═══ RECORDS FOR THIS TASK ═══

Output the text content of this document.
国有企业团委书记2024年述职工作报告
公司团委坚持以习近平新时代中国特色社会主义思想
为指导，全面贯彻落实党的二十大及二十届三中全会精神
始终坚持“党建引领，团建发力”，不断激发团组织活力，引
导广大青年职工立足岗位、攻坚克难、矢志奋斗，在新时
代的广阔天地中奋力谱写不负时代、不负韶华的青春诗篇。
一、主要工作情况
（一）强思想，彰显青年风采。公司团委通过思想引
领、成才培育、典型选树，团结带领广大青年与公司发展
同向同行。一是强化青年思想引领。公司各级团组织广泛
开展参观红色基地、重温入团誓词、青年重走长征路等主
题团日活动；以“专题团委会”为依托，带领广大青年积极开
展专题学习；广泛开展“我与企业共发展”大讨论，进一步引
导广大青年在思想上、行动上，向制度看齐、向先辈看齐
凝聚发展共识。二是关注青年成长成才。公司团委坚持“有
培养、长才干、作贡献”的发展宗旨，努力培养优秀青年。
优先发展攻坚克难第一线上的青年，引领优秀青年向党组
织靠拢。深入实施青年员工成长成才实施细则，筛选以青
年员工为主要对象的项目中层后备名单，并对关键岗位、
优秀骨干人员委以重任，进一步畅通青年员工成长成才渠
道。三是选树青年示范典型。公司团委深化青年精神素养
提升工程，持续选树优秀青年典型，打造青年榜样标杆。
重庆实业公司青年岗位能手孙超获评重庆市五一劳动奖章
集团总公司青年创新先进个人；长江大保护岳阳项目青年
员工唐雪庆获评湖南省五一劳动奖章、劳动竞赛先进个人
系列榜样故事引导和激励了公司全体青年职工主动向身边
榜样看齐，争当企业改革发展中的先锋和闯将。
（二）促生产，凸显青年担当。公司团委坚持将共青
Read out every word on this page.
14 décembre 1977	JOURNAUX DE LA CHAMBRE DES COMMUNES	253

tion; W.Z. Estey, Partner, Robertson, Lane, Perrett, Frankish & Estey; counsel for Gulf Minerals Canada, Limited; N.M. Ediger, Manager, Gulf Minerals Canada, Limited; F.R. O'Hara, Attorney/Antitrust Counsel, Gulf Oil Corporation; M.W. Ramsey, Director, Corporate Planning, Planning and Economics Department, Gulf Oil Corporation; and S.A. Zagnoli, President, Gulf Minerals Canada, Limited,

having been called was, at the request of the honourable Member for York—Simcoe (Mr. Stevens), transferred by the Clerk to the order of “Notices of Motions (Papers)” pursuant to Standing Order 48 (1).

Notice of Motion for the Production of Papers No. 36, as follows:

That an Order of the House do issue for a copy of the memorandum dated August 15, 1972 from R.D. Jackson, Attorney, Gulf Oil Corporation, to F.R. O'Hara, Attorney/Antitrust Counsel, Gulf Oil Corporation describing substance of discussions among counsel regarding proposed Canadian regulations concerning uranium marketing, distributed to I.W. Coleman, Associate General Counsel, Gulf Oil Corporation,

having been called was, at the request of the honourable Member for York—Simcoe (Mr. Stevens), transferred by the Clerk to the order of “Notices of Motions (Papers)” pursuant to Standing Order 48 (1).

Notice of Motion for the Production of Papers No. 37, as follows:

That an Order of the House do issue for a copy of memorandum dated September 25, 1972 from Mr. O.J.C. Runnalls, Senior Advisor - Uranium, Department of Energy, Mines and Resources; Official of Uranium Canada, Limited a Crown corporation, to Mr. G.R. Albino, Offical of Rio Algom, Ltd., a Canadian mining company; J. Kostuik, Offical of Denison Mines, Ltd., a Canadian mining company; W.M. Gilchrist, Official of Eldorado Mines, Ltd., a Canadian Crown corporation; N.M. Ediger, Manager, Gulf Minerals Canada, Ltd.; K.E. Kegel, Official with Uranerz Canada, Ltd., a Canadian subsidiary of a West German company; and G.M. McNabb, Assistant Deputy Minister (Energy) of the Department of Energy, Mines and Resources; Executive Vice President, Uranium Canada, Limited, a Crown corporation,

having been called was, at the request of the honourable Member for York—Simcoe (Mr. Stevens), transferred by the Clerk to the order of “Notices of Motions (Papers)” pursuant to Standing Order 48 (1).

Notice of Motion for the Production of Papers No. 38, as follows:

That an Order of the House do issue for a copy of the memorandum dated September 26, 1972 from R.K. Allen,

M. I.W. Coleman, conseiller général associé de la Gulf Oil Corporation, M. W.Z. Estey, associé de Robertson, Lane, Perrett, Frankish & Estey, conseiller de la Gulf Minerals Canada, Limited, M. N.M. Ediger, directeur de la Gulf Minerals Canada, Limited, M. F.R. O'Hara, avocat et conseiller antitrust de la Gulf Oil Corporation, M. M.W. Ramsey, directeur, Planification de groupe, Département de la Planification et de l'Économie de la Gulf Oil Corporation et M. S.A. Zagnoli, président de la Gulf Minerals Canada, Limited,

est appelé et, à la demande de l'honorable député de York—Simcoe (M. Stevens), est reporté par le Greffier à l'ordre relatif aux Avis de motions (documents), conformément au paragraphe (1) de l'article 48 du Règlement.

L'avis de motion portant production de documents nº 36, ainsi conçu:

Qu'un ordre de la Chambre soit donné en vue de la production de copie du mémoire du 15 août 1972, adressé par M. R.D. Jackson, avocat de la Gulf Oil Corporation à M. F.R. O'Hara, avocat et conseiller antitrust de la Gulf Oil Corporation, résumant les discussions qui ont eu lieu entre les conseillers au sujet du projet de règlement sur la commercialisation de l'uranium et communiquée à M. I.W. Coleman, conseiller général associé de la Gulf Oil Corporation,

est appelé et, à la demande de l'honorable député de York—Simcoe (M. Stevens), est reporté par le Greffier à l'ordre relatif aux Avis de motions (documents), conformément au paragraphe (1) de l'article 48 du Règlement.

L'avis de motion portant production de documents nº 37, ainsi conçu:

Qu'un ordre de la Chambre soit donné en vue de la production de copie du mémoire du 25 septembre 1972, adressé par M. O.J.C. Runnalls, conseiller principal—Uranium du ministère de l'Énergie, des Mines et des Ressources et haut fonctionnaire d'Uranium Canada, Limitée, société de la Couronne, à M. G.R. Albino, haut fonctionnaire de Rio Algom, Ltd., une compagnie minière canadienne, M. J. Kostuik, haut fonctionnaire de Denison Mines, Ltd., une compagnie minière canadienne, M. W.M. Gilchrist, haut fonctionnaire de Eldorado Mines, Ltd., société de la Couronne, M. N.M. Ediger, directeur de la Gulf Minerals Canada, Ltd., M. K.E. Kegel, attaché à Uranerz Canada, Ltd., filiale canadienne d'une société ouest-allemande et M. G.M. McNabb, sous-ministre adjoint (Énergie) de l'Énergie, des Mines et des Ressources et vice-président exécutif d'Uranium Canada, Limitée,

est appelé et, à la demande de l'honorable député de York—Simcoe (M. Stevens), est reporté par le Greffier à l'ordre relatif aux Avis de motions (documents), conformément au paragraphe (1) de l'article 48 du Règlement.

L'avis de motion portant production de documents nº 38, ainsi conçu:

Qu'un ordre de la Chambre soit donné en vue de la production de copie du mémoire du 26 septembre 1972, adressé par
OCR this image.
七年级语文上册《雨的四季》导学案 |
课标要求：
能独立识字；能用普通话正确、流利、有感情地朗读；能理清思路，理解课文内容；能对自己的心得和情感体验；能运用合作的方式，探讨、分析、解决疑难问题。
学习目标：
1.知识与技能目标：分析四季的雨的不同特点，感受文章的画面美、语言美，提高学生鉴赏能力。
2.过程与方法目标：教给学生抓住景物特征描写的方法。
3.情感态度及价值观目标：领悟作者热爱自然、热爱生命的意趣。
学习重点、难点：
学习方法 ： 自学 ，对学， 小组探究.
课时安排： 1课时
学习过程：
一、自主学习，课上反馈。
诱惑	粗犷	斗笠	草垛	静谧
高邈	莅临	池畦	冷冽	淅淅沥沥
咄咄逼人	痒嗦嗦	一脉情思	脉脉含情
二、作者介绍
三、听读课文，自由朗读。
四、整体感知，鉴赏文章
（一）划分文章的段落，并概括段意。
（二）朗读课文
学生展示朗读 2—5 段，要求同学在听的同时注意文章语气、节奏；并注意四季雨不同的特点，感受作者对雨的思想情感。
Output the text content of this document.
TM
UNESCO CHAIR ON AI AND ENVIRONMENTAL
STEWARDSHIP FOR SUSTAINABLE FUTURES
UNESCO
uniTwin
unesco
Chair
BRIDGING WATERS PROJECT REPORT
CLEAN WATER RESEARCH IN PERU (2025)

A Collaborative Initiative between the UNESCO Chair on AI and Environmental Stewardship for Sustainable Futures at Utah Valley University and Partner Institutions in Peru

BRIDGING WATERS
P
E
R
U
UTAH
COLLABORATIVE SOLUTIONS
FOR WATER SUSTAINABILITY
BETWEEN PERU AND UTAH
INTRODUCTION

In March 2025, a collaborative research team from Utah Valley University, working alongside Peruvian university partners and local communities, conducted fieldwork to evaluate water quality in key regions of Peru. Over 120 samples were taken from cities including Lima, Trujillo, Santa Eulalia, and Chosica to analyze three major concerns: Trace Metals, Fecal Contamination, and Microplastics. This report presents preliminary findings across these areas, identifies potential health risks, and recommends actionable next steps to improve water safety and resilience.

═══

DO THIS
Go over the data above and copy every line that has the word "Valley" in it.

EXERCISE SOLUTION
A Collaborative Initiative between the UNESCO Chair on AI and Environmental Stewardship for Sustainable Futures at Utah Valley University and Partner Institutions in Peru
In March 2025, a collaborative research team from Utah Valley University, working alongside Peruvian university partners and local communities, conducted fieldwork to evaluate water quality in key regions of Peru. Over 120 samples were taken from cities including Lima, Trujillo, Santa Eulalia, and Chosica to analyze three major concerns: Trace Metals, Fecal Contamination, and Microplastics. This report presents preliminary findings across these areas, identifies potential health risks, and recommends actionable next steps to improve water safety and resilience.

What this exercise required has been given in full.